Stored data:
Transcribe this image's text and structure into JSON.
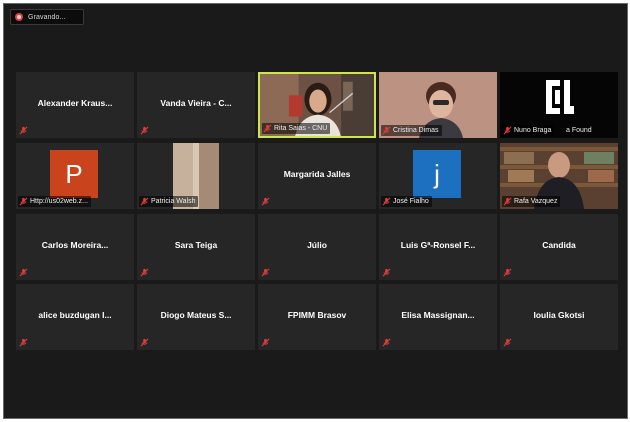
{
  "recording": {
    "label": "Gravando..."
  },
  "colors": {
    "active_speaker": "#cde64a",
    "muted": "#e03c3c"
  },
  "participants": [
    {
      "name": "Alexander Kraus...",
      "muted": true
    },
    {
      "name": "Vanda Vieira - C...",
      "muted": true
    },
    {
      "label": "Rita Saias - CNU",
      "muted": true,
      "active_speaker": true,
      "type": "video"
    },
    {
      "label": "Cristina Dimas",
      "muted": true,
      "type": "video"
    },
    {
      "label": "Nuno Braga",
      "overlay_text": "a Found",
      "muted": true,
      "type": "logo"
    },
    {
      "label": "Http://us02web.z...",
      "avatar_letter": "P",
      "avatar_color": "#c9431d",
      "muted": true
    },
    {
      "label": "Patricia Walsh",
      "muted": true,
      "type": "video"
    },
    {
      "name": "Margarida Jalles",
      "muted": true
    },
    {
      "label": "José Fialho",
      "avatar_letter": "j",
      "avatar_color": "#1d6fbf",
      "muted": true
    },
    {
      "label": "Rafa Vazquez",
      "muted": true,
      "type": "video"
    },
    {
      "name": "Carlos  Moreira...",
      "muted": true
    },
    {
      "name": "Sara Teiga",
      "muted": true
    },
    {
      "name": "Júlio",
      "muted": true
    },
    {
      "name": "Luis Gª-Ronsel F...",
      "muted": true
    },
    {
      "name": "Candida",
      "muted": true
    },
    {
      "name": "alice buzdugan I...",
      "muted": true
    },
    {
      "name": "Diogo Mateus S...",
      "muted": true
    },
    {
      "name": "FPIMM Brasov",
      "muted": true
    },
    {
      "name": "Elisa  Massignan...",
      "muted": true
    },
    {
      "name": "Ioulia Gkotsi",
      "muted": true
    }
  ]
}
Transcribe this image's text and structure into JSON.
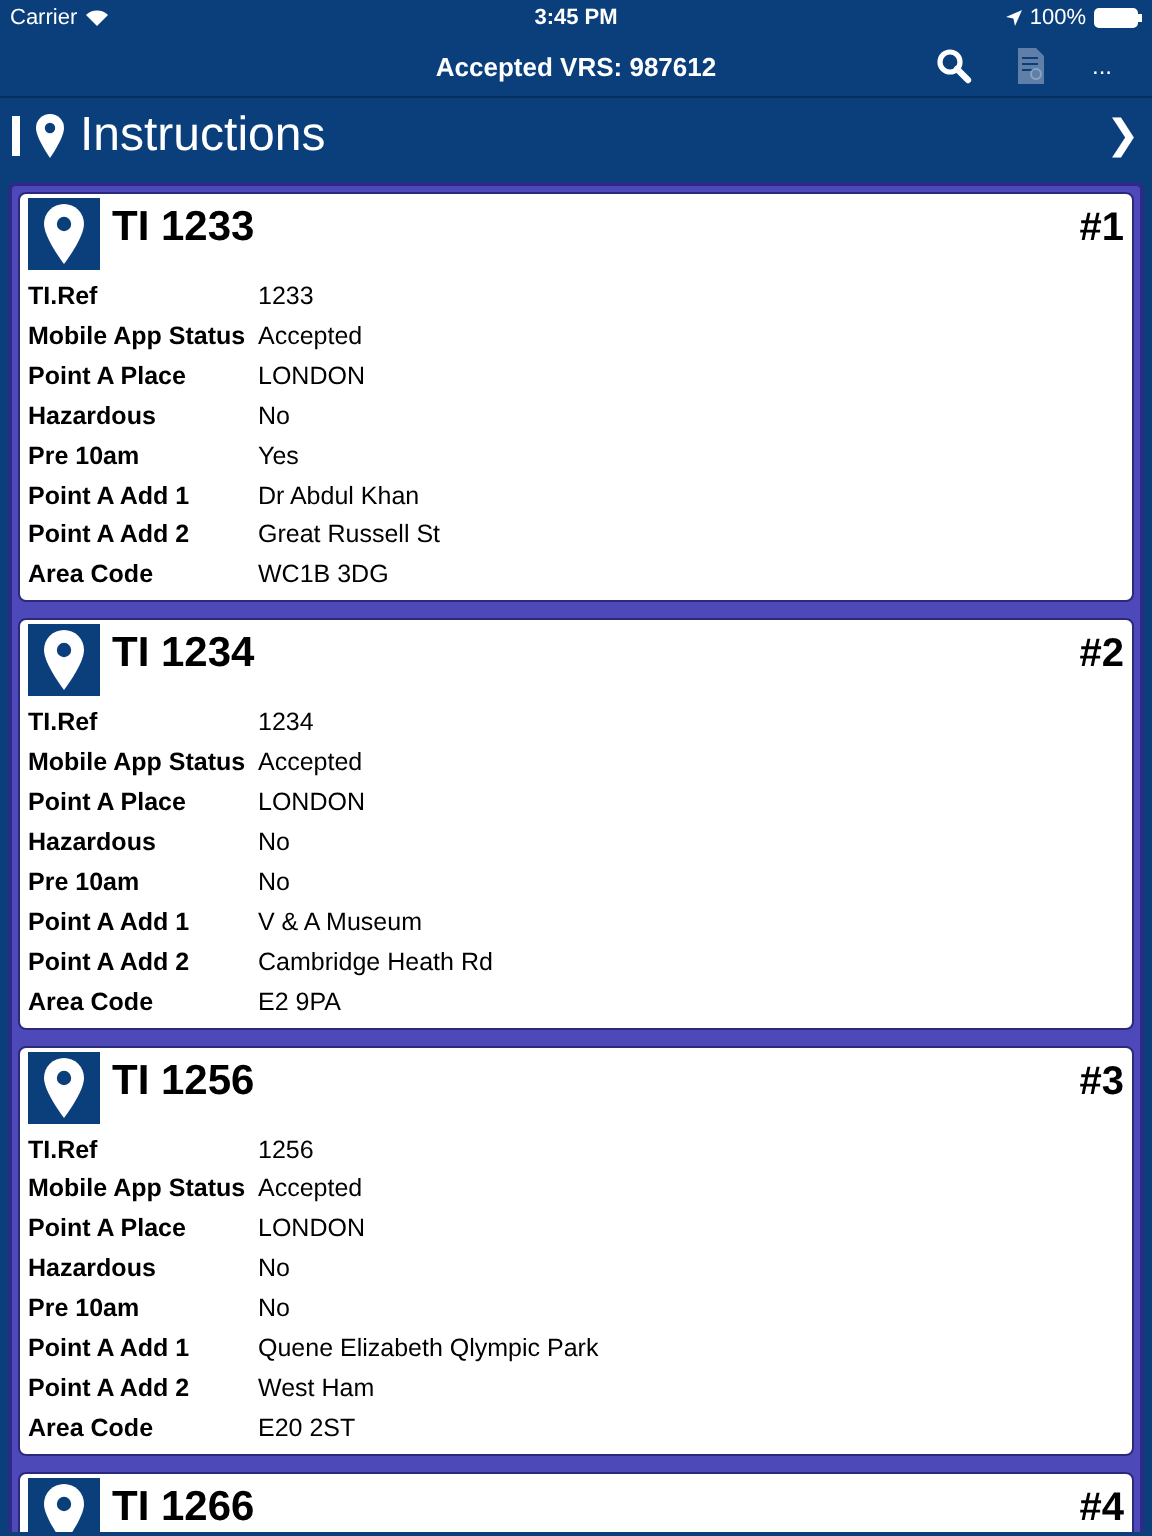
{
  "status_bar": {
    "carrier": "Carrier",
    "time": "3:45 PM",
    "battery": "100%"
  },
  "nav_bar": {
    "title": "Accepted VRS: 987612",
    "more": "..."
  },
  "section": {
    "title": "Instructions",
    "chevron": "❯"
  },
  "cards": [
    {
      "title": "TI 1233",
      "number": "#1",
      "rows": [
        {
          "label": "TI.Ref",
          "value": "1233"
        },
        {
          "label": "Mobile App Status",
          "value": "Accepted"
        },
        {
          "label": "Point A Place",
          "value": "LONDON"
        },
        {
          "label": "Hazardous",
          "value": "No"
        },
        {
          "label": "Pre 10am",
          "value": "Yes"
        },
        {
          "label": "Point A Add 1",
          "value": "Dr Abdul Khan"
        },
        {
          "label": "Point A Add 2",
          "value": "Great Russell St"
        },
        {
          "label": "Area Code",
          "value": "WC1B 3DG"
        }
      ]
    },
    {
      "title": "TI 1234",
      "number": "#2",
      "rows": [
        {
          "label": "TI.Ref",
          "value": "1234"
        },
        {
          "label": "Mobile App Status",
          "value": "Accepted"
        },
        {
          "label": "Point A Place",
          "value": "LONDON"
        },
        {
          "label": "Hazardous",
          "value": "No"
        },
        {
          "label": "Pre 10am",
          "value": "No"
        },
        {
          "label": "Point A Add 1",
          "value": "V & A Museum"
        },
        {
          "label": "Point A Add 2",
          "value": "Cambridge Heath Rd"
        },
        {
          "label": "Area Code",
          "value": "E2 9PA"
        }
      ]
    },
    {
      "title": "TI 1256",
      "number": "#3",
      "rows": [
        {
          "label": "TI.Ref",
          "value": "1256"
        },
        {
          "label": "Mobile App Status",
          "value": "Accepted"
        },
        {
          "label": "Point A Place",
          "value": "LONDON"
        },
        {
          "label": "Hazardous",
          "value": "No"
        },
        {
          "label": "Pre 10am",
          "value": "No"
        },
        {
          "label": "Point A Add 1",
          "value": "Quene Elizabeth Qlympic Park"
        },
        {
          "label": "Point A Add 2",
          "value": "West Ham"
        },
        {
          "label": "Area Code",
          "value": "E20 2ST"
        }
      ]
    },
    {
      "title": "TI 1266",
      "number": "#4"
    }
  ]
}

— Task to complete —
Quote the entries above word for word. Leave the images out.

— Exercise response —
Transcribe this image's text and structure into JSON.
{
  "recording": {
    "label": "Gravando..."
  },
  "colors": {
    "active_speaker": "#cde64a",
    "muted": "#e03c3c"
  },
  "participants": [
    {
      "name": "Alexander Kraus...",
      "muted": true
    },
    {
      "name": "Vanda Vieira - C...",
      "muted": true
    },
    {
      "label": "Rita Saias - CNU",
      "muted": true,
      "active_speaker": true,
      "type": "video"
    },
    {
      "label": "Cristina Dimas",
      "muted": true,
      "type": "video"
    },
    {
      "label": "Nuno Braga",
      "overlay_text": "a Found",
      "muted": true,
      "type": "logo"
    },
    {
      "label": "Http://us02web.z...",
      "avatar_letter": "P",
      "avatar_color": "#c9431d",
      "muted": true
    },
    {
      "label": "Patricia Walsh",
      "muted": true,
      "type": "video"
    },
    {
      "name": "Margarida Jalles",
      "muted": true
    },
    {
      "label": "José Fialho",
      "avatar_letter": "j",
      "avatar_color": "#1d6fbf",
      "muted": true
    },
    {
      "label": "Rafa Vazquez",
      "muted": true,
      "type": "video"
    },
    {
      "name": "Carlos  Moreira...",
      "muted": true
    },
    {
      "name": "Sara Teiga",
      "muted": true
    },
    {
      "name": "Júlio",
      "muted": true
    },
    {
      "name": "Luis Gª-Ronsel F...",
      "muted": true
    },
    {
      "name": "Candida",
      "muted": true
    },
    {
      "name": "alice buzdugan I...",
      "muted": true
    },
    {
      "name": "Diogo Mateus S...",
      "muted": true
    },
    {
      "name": "FPIMM Brasov",
      "muted": true
    },
    {
      "name": "Elisa  Massignan...",
      "muted": true
    },
    {
      "name": "Ioulia Gkotsi",
      "muted": true
    }
  ]
}
Transcribe this image's text and structure into JSON.
{
  "status_bar": {
    "carrier": "Carrier",
    "time": "3:45 PM",
    "battery": "100%"
  },
  "nav_bar": {
    "title": "Accepted VRS: 987612",
    "more": "..."
  },
  "section": {
    "title": "Instructions",
    "chevron": "❯"
  },
  "cards": [
    {
      "title": "TI 1233",
      "number": "#1",
      "rows": [
        {
          "label": "TI.Ref",
          "value": "1233"
        },
        {
          "label": "Mobile App Status",
          "value": "Accepted"
        },
        {
          "label": "Point A Place",
          "value": "LONDON"
        },
        {
          "label": "Hazardous",
          "value": "No"
        },
        {
          "label": "Pre 10am",
          "value": "Yes"
        },
        {
          "label": "Point A Add 1",
          "value": "Dr Abdul Khan"
        },
        {
          "label": "Point A Add 2",
          "value": "Great Russell St"
        },
        {
          "label": "Area Code",
          "value": "WC1B 3DG"
        }
      ]
    },
    {
      "title": "TI 1234",
      "number": "#2",
      "rows": [
        {
          "label": "TI.Ref",
          "value": "1234"
        },
        {
          "label": "Mobile App Status",
          "value": "Accepted"
        },
        {
          "label": "Point A Place",
          "value": "LONDON"
        },
        {
          "label": "Hazardous",
          "value": "No"
        },
        {
          "label": "Pre 10am",
          "value": "No"
        },
        {
          "label": "Point A Add 1",
          "value": "V & A Museum"
        },
        {
          "label": "Point A Add 2",
          "value": "Cambridge Heath Rd"
        },
        {
          "label": "Area Code",
          "value": "E2 9PA"
        }
      ]
    },
    {
      "title": "TI 1256",
      "number": "#3",
      "rows": [
        {
          "label": "TI.Ref",
          "value": "1256"
        },
        {
          "label": "Mobile App Status",
          "value": "Accepted"
        },
        {
          "label": "Point A Place",
          "value": "LONDON"
        },
        {
          "label": "Hazardous",
          "value": "No"
        },
        {
          "label": "Pre 10am",
          "value": "No"
        },
        {
          "label": "Point A Add 1",
          "value": "Quene Elizabeth Qlympic Park"
        },
        {
          "label": "Point A Add 2",
          "value": "West Ham"
        },
        {
          "label": "Area Code",
          "value": "E20 2ST"
        }
      ]
    },
    {
      "title": "TI 1266",
      "number": "#4"
    }
  ]
}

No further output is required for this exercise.